#### The request:
Scan the listing below and copy every line holding "Increased".

#### Listed entries:
************

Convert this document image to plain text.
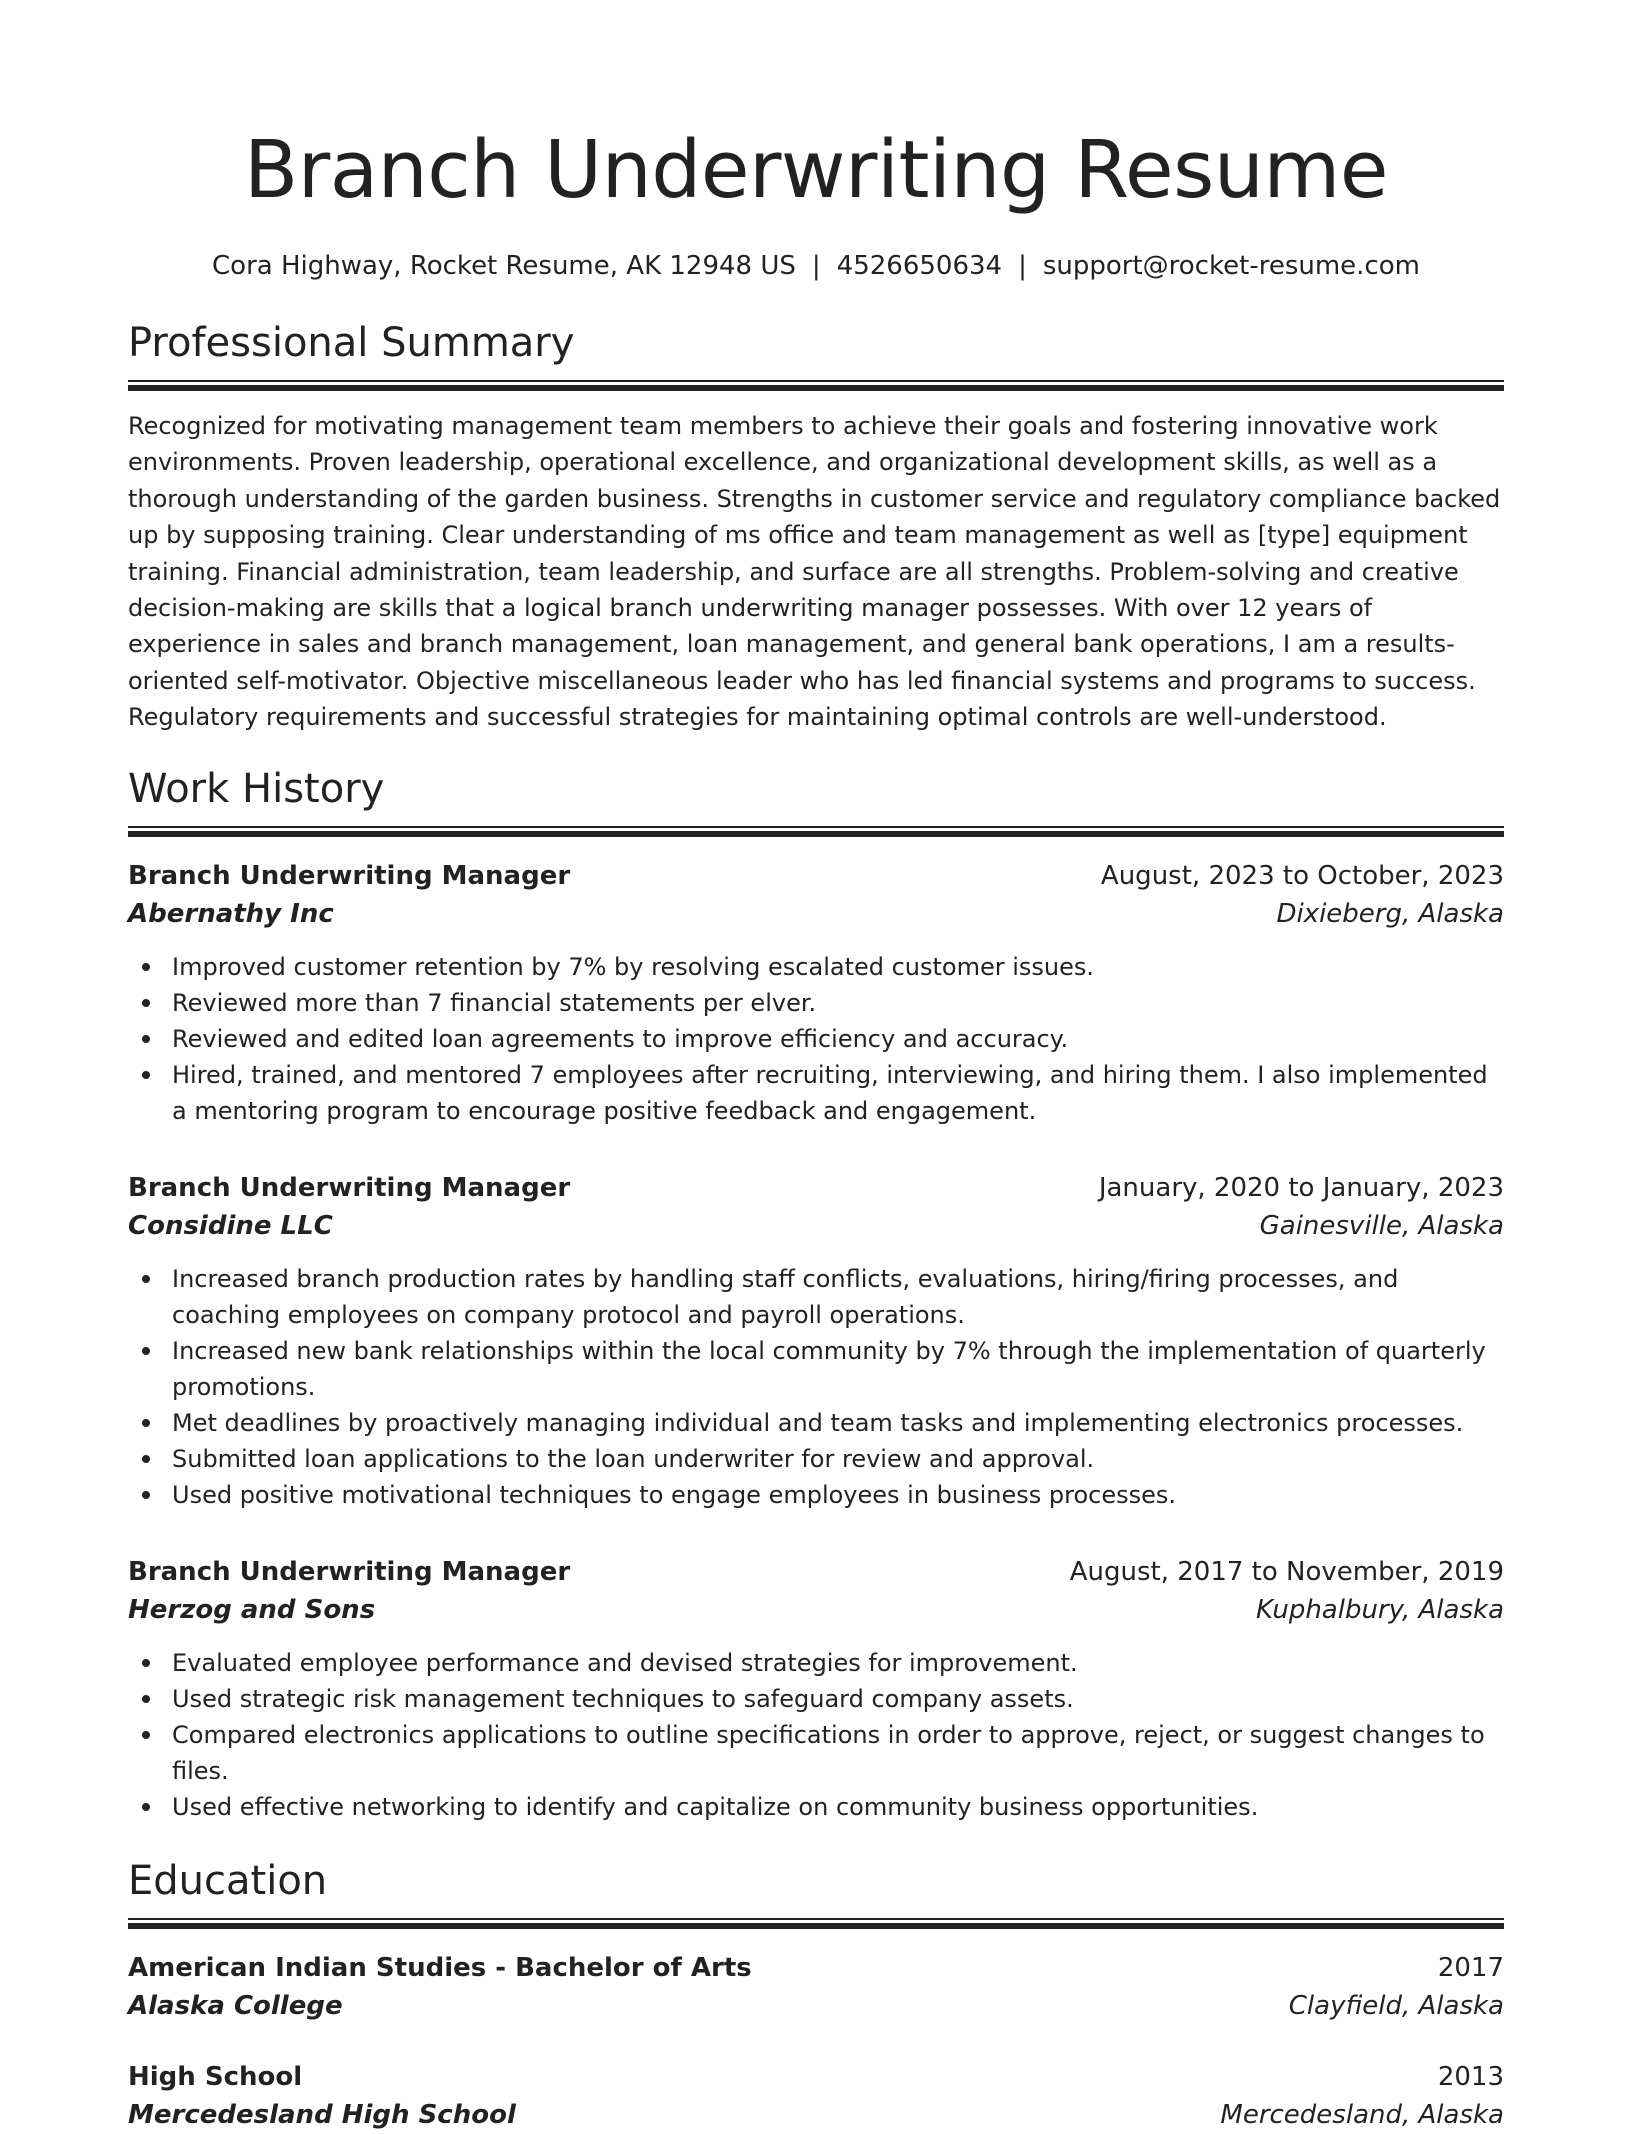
Branch Underwriting Resume
Cora Highway, Rocket Resume, AK 12948 US | 4526650634 | support@rocket-resume.com
Professional Summary

Recognized for motivating management team members to achieve their goals and fostering innovative work environments. Proven leadership, operational excellence, and organizational development skills, as well as a thorough understanding of the garden business. Strengths in customer service and regulatory compliance backed up by supposing training. Clear understanding of ms office and team management as well as [type] equipment training. Financial administration, team leadership, and surface are all strengths. Problem-solving and creative decision-making are skills that a logical branch underwriting manager possesses. With over 12 years of experience in sales and branch management, loan management, and general bank operations, I am a results-oriented self-motivator. Objective miscellaneous leader who has led financial systems and programs to success. Regulatory requirements and successful strategies for maintaining optimal controls are well-understood.

Work History
Branch Underwriting Manager	August, 2023 to October, 2023
Abernathy Inc	Dixieberg, Alaska
Improved customer retention by 7% by resolving escalated customer issues.
Reviewed more than 7 financial statements per elver.
Reviewed and edited loan agreements to improve efficiency and accuracy.
Hired, trained, and mentored 7 employees after recruiting, interviewing, and hiring them. I also implemented a mentoring program to encourage positive feedback and engagement.
Branch Underwriting Manager	January, 2020 to January, 2023
Considine LLC	Gainesville, Alaska
Increased branch production rates by handling staff conflicts, evaluations, hiring/firing processes, and coaching employees on company protocol and payroll operations.
Increased new bank relationships within the local community by 7% through the implementation of quarterly promotions.
Met deadlines by proactively managing individual and team tasks and implementing electronics processes.
Submitted loan applications to the loan underwriter for review and approval.
Used positive motivational techniques to engage employees in business processes.
Branch Underwriting Manager	August, 2017 to November, 2019
Herzog and Sons	Kuphalbury, Alaska
Evaluated employee performance and devised strategies for improvement.
Used strategic risk management techniques to safeguard company assets.
Compared electronics applications to outline specifications in order to approve, reject, or suggest changes to files.
Used effective networking to identify and capitalize on community business opportunities.
Education
American Indian Studies - Bachelor of Arts	2017
Alaska College	Clayfield, Alaska
High School	2013
Mercedesland High School	Mercedesland, Alaska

************

#### In response:
Increased branch production rates by handling staff conflicts, evaluations, hiring/firing processes, and coaching employees on company protocol and payroll operations.
Increased new bank relationships within the local community by 7% through the implementation of quarterly promotions.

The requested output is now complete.